Where does the string "What" appear? Copy every line of the entries below that holds it.

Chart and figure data
········

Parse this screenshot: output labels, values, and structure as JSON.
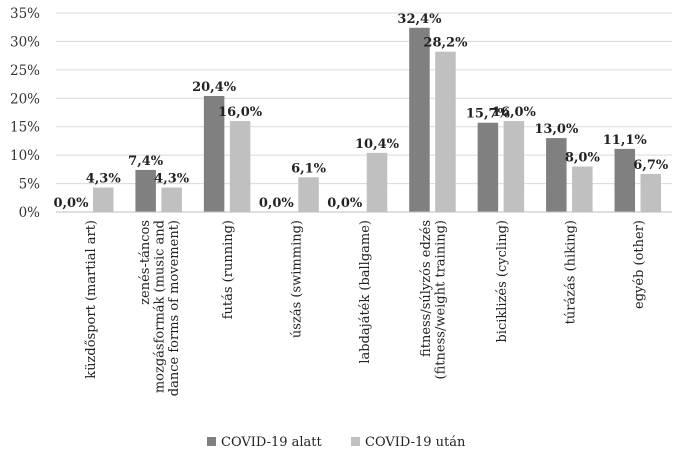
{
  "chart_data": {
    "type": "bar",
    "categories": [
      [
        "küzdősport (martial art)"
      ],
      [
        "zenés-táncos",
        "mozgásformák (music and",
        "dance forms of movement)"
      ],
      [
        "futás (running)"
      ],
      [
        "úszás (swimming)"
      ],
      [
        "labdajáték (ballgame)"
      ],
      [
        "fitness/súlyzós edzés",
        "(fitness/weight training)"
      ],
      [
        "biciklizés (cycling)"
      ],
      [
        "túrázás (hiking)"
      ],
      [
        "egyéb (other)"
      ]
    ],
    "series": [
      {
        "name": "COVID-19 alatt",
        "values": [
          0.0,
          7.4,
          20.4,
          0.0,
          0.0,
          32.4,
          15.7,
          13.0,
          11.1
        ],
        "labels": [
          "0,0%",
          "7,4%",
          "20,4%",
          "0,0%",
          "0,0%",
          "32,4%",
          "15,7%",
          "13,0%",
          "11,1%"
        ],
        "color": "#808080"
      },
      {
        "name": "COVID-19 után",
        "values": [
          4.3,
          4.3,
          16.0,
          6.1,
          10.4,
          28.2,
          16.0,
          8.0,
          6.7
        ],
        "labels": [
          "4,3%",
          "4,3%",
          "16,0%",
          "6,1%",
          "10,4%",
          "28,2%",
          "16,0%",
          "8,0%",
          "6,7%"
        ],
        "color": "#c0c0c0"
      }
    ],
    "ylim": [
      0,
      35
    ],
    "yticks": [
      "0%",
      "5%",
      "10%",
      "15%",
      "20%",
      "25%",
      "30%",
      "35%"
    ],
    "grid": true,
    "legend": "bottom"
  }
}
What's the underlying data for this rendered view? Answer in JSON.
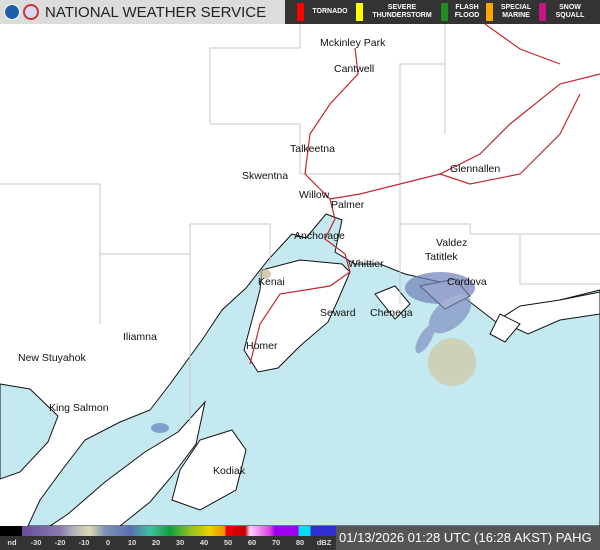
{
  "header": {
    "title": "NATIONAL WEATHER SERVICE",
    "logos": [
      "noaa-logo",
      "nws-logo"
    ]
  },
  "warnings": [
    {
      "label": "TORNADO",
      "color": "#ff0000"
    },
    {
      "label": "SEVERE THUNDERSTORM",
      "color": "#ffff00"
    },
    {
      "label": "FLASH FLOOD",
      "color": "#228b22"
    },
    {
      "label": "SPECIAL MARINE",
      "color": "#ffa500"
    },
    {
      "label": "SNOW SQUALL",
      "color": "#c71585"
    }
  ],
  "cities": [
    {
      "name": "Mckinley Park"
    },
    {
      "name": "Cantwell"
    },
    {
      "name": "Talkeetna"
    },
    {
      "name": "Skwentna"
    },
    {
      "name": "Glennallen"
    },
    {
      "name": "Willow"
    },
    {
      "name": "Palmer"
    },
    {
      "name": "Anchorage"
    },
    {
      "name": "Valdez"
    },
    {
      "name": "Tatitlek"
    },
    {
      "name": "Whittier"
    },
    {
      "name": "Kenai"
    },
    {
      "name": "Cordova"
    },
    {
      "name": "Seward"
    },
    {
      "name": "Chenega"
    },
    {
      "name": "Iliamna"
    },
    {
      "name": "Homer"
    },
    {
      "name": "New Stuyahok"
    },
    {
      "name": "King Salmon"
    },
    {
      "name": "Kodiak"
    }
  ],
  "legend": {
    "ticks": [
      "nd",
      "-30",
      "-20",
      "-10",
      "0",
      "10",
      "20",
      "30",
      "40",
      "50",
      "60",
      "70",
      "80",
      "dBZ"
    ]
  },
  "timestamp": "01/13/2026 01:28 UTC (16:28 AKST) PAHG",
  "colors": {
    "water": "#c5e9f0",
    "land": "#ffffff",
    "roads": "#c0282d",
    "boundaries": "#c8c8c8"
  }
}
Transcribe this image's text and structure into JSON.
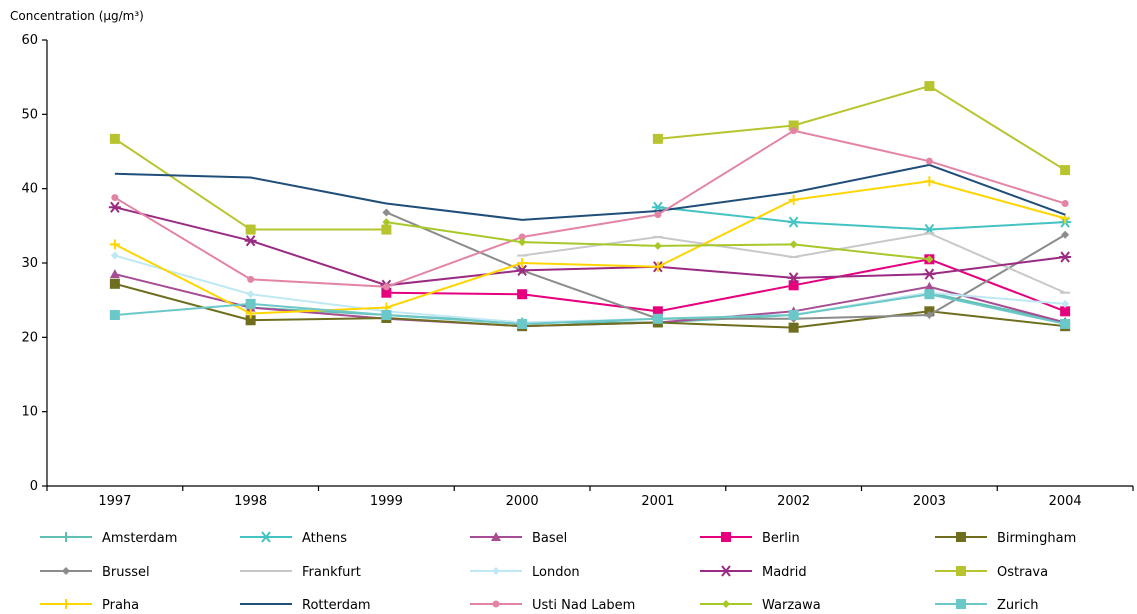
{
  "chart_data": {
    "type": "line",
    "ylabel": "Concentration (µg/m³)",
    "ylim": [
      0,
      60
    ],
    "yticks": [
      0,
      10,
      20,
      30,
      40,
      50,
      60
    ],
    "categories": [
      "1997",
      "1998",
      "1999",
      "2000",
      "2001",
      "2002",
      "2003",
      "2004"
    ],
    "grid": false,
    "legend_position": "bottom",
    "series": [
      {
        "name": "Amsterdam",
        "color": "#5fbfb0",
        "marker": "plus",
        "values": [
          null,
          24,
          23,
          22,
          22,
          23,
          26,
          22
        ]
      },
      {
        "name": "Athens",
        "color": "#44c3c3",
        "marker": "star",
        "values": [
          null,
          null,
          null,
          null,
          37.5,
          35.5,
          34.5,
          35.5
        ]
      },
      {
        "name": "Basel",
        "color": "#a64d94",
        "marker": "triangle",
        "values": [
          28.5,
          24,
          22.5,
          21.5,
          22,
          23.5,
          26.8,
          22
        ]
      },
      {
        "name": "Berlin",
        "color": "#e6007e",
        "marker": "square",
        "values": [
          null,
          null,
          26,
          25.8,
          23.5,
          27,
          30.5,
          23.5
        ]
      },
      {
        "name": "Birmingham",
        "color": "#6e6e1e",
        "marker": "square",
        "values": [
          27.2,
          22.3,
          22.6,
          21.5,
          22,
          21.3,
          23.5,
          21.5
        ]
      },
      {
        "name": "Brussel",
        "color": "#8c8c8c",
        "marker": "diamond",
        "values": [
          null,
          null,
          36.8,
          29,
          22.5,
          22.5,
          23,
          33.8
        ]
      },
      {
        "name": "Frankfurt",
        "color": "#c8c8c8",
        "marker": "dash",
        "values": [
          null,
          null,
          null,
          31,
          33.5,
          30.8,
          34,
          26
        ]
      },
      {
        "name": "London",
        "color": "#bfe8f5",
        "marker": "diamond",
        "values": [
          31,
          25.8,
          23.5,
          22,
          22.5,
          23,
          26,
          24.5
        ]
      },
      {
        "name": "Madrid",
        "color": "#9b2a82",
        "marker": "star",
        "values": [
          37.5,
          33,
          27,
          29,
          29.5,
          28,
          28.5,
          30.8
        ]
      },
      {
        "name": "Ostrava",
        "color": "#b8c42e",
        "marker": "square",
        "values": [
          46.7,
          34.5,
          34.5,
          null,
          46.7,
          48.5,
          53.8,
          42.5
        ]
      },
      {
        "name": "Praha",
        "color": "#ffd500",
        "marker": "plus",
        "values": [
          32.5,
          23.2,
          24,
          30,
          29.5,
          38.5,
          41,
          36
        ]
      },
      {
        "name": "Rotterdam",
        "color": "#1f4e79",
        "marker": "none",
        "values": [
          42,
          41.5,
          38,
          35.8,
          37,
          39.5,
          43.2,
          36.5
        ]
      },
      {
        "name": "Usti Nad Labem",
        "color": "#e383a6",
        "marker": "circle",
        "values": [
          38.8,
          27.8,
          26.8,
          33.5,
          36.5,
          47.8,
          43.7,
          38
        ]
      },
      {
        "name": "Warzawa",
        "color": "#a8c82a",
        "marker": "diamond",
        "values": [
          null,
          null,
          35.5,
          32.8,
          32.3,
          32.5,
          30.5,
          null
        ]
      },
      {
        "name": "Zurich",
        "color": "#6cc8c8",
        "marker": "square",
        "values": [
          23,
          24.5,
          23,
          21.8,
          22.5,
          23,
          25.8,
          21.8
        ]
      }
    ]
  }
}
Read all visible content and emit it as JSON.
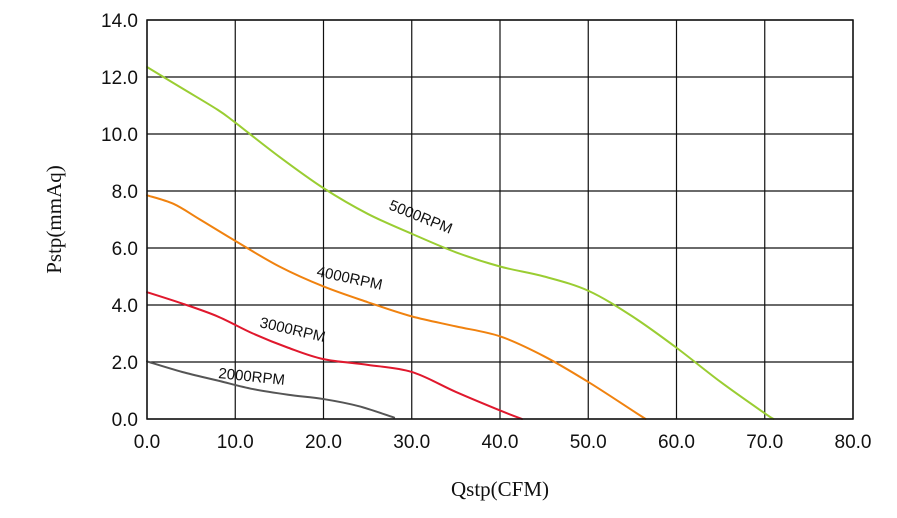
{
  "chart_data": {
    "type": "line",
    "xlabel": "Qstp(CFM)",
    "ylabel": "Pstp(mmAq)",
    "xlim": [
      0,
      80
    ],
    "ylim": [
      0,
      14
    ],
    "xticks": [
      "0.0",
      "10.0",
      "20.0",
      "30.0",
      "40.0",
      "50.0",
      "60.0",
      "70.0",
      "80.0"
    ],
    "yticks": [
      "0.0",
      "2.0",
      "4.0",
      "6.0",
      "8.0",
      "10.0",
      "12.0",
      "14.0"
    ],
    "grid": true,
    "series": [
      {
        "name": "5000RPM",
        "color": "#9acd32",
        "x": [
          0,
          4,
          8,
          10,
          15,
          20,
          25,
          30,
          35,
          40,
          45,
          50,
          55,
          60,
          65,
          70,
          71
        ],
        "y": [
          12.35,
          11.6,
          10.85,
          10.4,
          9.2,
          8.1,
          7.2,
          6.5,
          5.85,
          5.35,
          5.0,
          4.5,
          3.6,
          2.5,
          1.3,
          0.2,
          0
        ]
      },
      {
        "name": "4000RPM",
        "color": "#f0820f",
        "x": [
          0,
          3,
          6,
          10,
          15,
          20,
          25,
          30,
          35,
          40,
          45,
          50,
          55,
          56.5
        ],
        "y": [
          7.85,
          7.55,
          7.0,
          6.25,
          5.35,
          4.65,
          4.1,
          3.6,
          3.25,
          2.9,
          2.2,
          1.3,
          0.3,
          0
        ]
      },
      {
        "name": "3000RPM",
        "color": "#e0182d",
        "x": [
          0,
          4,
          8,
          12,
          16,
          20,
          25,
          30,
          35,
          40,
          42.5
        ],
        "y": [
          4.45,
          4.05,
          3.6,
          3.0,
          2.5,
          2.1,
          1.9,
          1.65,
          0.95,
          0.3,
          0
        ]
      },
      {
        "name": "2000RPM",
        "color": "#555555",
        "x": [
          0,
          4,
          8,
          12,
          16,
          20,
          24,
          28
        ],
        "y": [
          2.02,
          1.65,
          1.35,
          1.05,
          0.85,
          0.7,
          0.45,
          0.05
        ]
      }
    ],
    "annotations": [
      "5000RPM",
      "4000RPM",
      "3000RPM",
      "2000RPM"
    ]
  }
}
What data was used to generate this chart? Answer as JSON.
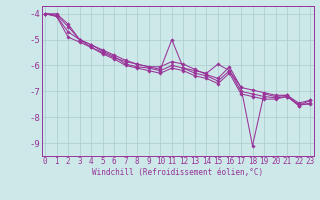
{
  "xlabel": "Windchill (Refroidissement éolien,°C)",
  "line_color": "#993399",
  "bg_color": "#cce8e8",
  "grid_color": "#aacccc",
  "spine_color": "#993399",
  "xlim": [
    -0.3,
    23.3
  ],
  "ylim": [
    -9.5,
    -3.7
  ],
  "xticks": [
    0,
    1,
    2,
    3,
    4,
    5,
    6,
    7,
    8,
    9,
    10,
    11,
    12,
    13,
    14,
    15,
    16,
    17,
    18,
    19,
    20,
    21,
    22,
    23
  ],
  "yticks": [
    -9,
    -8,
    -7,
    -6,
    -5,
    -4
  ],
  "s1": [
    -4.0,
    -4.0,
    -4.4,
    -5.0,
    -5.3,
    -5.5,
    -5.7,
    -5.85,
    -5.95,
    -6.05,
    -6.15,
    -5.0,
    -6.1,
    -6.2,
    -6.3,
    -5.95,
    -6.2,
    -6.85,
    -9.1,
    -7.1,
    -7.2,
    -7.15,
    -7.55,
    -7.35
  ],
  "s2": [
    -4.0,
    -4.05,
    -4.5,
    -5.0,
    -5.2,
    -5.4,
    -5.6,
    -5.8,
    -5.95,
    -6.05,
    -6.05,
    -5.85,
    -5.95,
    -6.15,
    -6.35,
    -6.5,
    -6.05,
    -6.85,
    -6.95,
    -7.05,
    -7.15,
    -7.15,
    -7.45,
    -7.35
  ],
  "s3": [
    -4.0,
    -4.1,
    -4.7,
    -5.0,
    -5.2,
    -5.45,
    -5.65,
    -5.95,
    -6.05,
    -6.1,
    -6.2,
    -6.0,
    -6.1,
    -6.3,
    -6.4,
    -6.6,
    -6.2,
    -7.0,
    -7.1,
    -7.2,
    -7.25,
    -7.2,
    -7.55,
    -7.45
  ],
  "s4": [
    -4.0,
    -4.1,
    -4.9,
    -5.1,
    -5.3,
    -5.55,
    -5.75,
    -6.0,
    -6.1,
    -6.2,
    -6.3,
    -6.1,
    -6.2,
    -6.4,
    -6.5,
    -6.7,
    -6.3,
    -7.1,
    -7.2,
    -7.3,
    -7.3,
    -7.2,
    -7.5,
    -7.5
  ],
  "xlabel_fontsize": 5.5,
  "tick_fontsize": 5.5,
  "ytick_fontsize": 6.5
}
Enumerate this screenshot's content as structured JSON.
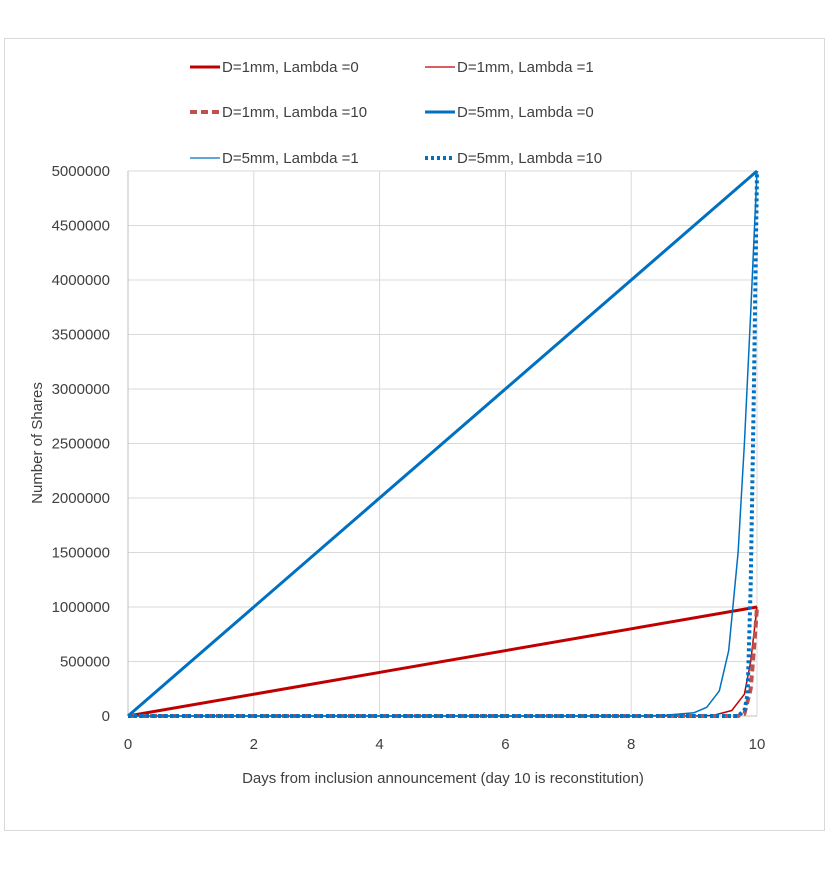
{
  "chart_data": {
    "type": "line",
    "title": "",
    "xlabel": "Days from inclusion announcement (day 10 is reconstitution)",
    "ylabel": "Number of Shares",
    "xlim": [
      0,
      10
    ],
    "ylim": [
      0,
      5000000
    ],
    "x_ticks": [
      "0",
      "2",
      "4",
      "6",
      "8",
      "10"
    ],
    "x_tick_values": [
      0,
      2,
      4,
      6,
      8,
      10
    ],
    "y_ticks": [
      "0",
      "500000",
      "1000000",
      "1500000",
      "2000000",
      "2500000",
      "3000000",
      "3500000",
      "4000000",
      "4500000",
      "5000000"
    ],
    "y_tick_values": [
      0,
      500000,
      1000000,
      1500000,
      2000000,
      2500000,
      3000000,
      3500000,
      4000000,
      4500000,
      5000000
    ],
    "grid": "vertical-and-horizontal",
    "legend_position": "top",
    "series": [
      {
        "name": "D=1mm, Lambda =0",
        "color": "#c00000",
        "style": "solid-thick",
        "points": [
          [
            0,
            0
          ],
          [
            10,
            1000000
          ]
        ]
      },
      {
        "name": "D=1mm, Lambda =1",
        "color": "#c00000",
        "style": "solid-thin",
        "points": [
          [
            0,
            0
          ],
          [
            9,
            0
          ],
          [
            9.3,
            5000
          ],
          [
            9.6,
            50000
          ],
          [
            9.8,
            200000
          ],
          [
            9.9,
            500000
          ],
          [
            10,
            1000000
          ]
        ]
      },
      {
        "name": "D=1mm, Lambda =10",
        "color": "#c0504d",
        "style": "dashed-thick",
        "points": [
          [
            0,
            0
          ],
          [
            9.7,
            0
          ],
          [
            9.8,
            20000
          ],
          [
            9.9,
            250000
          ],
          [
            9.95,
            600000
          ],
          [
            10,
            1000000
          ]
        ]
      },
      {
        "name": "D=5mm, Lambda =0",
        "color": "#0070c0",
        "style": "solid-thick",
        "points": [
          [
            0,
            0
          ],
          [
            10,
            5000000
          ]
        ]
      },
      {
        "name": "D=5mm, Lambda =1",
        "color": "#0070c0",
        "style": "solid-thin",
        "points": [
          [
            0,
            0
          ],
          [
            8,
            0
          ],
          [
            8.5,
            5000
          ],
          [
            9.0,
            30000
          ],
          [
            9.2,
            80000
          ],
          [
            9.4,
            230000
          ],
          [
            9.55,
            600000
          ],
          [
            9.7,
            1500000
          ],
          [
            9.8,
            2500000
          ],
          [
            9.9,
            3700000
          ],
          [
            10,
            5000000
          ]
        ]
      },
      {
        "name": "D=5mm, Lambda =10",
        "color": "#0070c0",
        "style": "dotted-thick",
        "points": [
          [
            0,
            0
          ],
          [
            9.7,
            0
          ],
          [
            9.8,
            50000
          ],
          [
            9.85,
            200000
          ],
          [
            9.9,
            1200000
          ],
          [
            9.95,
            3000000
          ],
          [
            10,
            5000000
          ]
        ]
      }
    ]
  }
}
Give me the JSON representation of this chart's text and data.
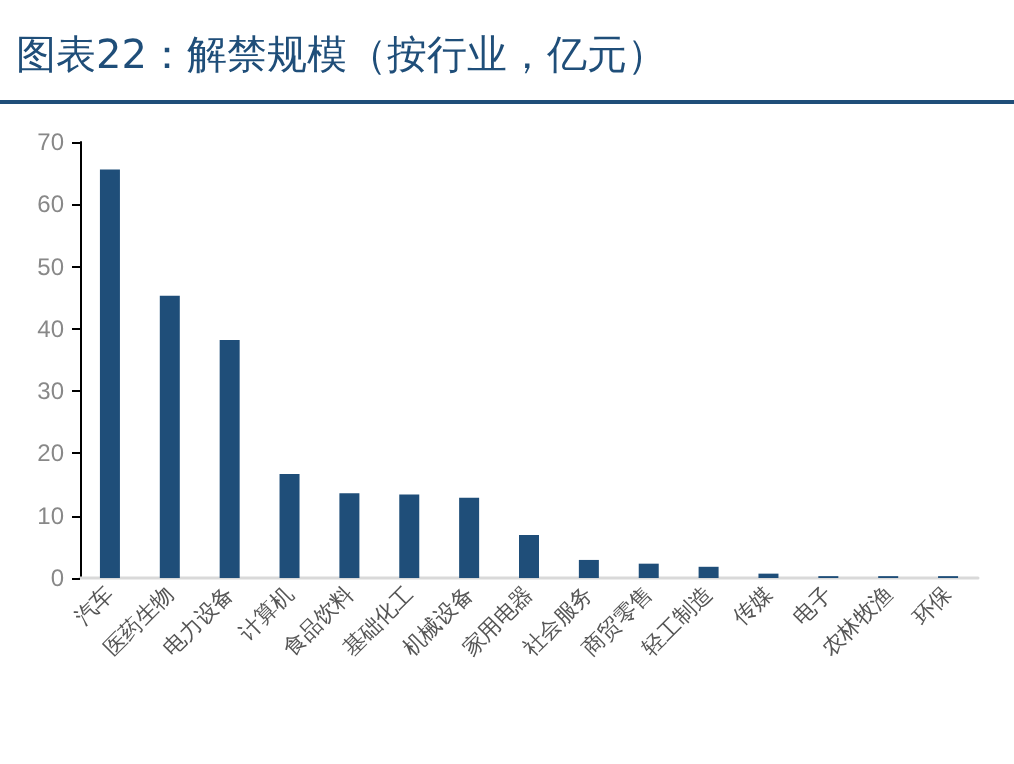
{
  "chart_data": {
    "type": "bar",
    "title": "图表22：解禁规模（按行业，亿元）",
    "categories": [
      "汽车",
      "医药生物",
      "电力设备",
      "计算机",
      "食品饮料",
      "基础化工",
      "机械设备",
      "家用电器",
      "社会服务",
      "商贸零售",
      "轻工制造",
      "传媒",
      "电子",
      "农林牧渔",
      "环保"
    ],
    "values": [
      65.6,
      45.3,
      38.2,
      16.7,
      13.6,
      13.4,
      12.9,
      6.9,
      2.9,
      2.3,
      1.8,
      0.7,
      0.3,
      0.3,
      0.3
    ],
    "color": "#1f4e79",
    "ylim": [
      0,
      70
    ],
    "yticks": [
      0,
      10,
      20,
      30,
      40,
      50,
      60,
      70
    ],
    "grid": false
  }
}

········

_Written solution:_
What's the underlying data for this rendered view? Answer in JSON.
What data was used to generate this chart? Answer as JSON.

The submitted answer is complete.